### Task details
Look through the listing and locate every line containing the word "communicate"; copy those lines.

┄┄┄┄┄┄┄┄┄┄┄┄┄┄┄┄┄┄┄┄

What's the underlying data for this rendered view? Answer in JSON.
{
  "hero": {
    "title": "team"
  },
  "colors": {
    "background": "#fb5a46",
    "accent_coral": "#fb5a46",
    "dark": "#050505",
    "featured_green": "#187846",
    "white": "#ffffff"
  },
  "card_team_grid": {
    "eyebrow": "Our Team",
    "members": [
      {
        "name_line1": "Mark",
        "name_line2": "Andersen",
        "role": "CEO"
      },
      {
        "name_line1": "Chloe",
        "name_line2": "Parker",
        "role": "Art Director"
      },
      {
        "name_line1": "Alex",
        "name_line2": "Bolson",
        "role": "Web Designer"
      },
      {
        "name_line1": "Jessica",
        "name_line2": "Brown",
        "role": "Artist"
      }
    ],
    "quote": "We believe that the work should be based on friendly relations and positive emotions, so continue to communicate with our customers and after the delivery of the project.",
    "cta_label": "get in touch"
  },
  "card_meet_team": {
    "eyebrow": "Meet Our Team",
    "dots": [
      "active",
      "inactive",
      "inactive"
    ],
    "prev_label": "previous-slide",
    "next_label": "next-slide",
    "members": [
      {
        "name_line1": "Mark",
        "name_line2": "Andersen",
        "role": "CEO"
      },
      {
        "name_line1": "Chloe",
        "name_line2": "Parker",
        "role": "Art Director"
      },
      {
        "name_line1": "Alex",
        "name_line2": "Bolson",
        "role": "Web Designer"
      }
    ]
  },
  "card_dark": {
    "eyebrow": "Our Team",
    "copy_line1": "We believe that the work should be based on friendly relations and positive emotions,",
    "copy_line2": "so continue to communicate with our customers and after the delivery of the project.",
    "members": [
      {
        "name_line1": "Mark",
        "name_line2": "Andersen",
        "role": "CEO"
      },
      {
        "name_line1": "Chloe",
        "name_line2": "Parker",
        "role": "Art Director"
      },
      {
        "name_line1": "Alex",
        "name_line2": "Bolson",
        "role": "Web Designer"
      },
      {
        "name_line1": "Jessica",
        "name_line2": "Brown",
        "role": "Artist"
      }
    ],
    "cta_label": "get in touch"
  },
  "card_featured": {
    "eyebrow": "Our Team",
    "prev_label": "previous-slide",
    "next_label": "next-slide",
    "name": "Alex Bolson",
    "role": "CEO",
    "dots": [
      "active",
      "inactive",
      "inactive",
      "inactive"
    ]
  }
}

┄┄┄┄┄┄┄┄┄┄┄┄┄┄┄┄┄┄┄┄

### The output
    "quote": "We believe that the work should be based on friendly relations and positive emotions, so continue to communicate with our customers and after the delivery of the project.",
    "copy_line2": "so continue to communicate with our customers and after the delivery of the project.",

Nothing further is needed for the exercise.